■ TASK GOAL
Among the entries below, find the lines with "provide" and copy them.

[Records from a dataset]
════════════════════
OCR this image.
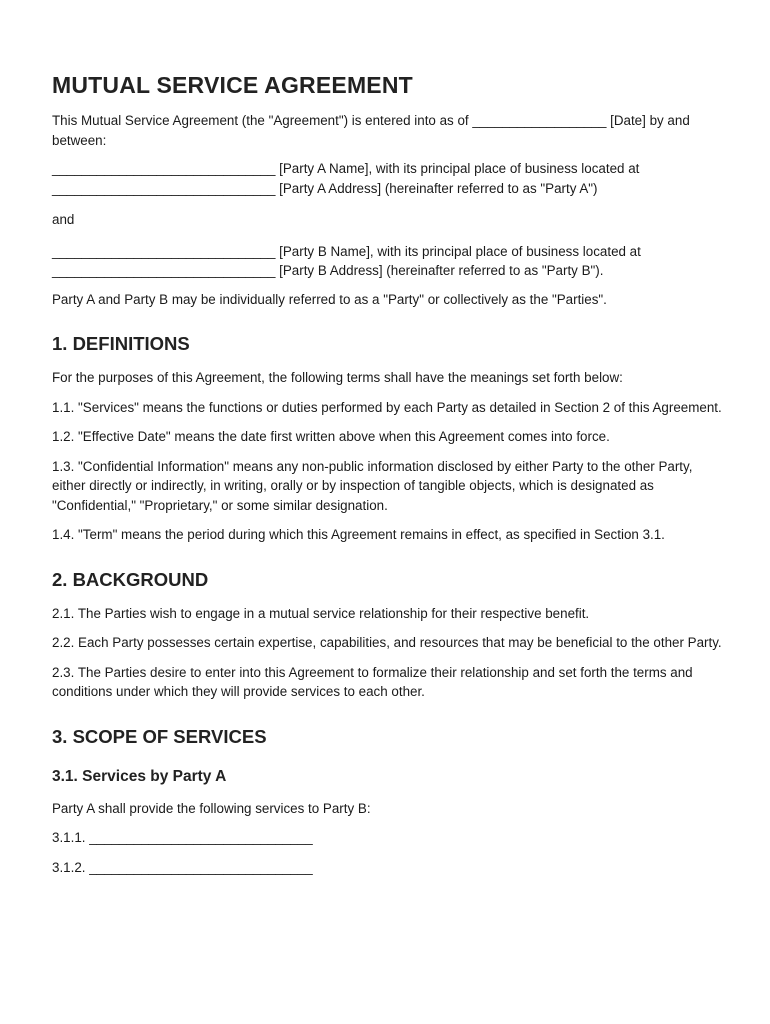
MUTUAL SERVICE AGREEMENT

This Mutual Service Agreement (the "Agreement") is entered into as of __________________ [Date] by and between:

______________________________ [Party A Name], with its principal place of business located at ______________________________ [Party A Address] (hereinafter referred to as "Party A")

and

______________________________ [Party B Name], with its principal place of business located at ______________________________ [Party B Address] (hereinafter referred to as "Party B").

Party A and Party B may be individually referred to as a "Party" or collectively as the "Parties".

1. DEFINITIONS

For the purposes of this Agreement, the following terms shall have the meanings set forth below:

1.1. "Services" means the functions or duties performed by each Party as detailed in Section 2 of this Agreement.

1.2. "Effective Date" means the date first written above when this Agreement comes into force.

1.3. "Confidential Information" means any non-public information disclosed by either Party to the other Party, either directly or indirectly, in writing, orally or by inspection of tangible objects, which is designated as "Confidential," "Proprietary," or some similar designation.

1.4. "Term" means the period during which this Agreement remains in effect, as specified in Section 3.1.

2. BACKGROUND

2.1. The Parties wish to engage in a mutual service relationship for their respective benefit.

2.2. Each Party possesses certain expertise, capabilities, and resources that may be beneficial to the other Party.

2.3. The Parties desire to enter into this Agreement to formalize their relationship and set forth the terms and conditions under which they will provide services to each other.

3. SCOPE OF SERVICES
3.1. Services by Party A

Party A shall provide the following services to Party B:

3.1.1. ______________________________

3.1.2. ______________________________
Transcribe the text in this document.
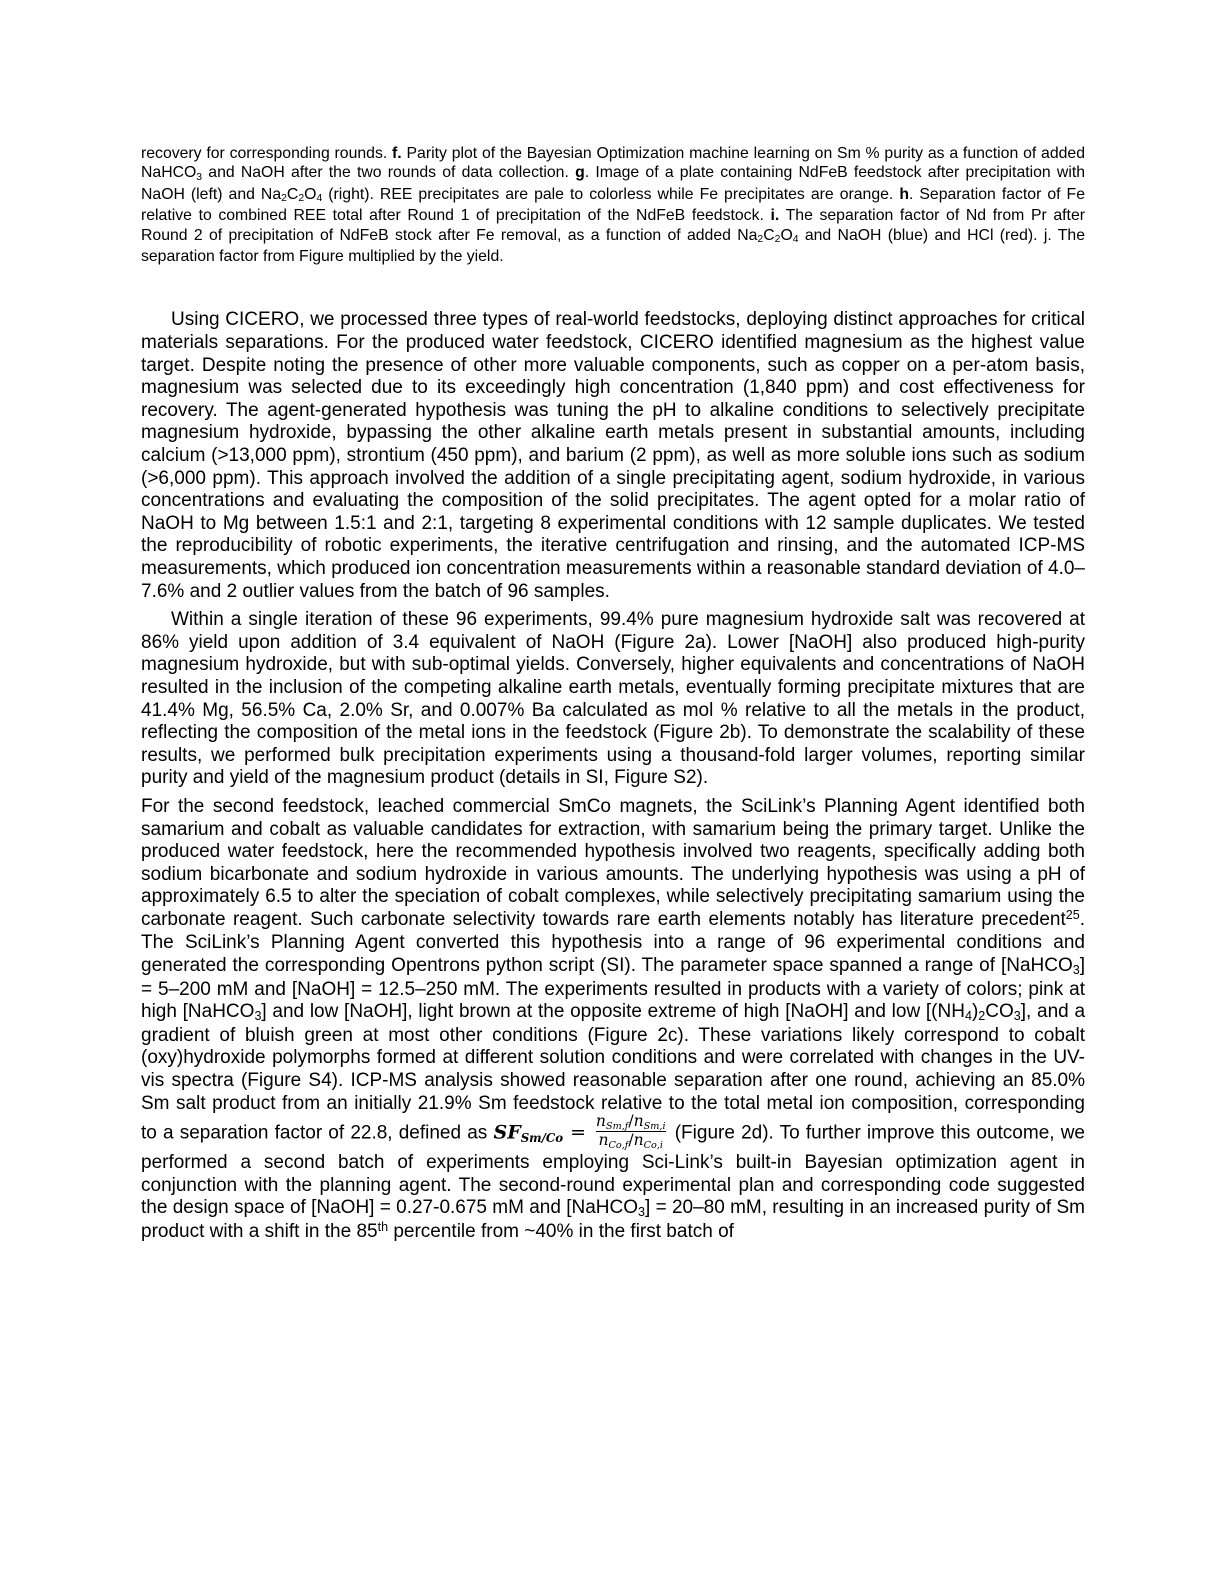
recovery for corresponding rounds. f. Parity plot of the Bayesian Optimization machine learning on Sm % purity as a function of added NaHCO3 and NaOH after the two rounds of data collection. g. Image of a plate containing NdFeB feedstock after precipitation with NaOH (left) and Na2C2O4 (right). REE precipitates are pale to colorless while Fe precipitates are orange. h. Separation factor of Fe relative to combined REE total after Round 1 of precipitation of the NdFeB feedstock. i. The separation factor of Nd from Pr after Round 2 of precipitation of NdFeB stock after Fe removal, as a function of added Na2C2O4 and NaOH (blue) and HCl (red). j. The separation factor from Figure multiplied by the yield.

Using CICERO, we processed three types of real-world feedstocks, deploying distinct approaches for critical materials separations. For the produced water feedstock, CICERO identified magnesium as the highest value target. Despite noting the presence of other more valuable components, such as copper on a per-atom basis, magnesium was selected due to its exceedingly high concentration (1,840 ppm) and cost effectiveness for recovery. The agent-generated hypothesis was tuning the pH to alkaline conditions to selectively precipitate magnesium hydroxide, bypassing the other alkaline earth metals present in substantial amounts, including calcium (>13,000 ppm), strontium (450 ppm), and barium (2 ppm), as well as more soluble ions such as sodium (>6,000 ppm). This approach involved the addition of a single precipitating agent, sodium hydroxide, in various concentrations and evaluating the composition of the solid precipitates. The agent opted for a molar ratio of NaOH to Mg between 1.5:1 and 2:1, targeting 8 experimental conditions with 12 sample duplicates. We tested the reproducibility of robotic experiments, the iterative centrifugation and rinsing, and the automated ICP-MS measurements, which produced ion concentration measurements within a reasonable standard deviation of 4.0–7.6% and 2 outlier values from the batch of 96 samples.

Within a single iteration of these 96 experiments, 99.4% pure magnesium hydroxide salt was recovered at 86% yield upon addition of 3.4 equivalent of NaOH (Figure 2a). Lower [NaOH] also produced high-purity magnesium hydroxide, but with sub-optimal yields. Conversely, higher equivalents and concentrations of NaOH resulted in the inclusion of the competing alkaline earth metals, eventually forming precipitate mixtures that are 41.4% Mg, 56.5% Ca, 2.0% Sr, and 0.007% Ba calculated as mol % relative to all the metals in the product, reflecting the composition of the metal ions in the feedstock (Figure 2b). To demonstrate the scalability of these results, we performed bulk precipitation experiments using a thousand-fold larger volumes, reporting similar purity and yield of the magnesium product (details in SI, Figure S2).

For the second feedstock, leached commercial SmCo magnets, the SciLink’s Planning Agent identified both samarium and cobalt as valuable candidates for extraction, with samarium being the primary target. Unlike the produced water feedstock, here the recommended hypothesis involved two reagents, specifically adding both sodium bicarbonate and sodium hydroxide in various amounts. The underlying hypothesis was using a pH of approximately 6.5 to alter the speciation of cobalt complexes, while selectively precipitating samarium using the carbonate reagent. Such carbonate selectivity towards rare earth elements notably has literature precedent$^{25}$. The SciLink’s Planning Agent converted this hypothesis into a range of 96 experimental conditions and generated the corresponding Opentrons python script (SI). The parameter space spanned a range of [NaHCO3] = 5–200 mM and [NaOH] = 12.5–250 mM. The experiments resulted in products with a variety of colors; pink at high [NaHCO3] and low [NaOH], light brown at the opposite extreme of high [NaOH] and low [(NH4)2CO3], and a gradient of bluish green at most other conditions (Figure 2c). These variations likely correspond to cobalt (oxy)hydroxide polymorphs formed at different solution conditions and were correlated with changes in the UV-vis spectra (Figure S4). ICP-MS analysis showed reasonable separation after one round, achieving an 85.0% Sm salt product from an initially 21.9% Sm feedstock relative to the total metal ion composition, corresponding to a separation factor of 22.8, defined as SFSm/Co = $\frac{\text{nSm,f/nSm,i}}{\text{nCo,f/nCo,i}}$ (Figure 2d). To further improve this outcome, we performed a second batch of experiments employing Sci-Link’s built-in Bayesian optimization agent in conjunction with the planning agent. The second-round experimental plan and corresponding code suggested the design space of [NaOH] = 0.27-0.675 mM and [NaHCO3] = 20–80 mM, resulting in an increased purity of Sm product with a shift in the 85th percentile from ~40% in the first batch of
════════════════════
■ REPLY TO THE TASK
2.3. The Parties desire to enter into this Agreement to formalize their relationship and set forth the terms and conditions under which they will provide services to each other.
Party A shall provide the following services to Party B:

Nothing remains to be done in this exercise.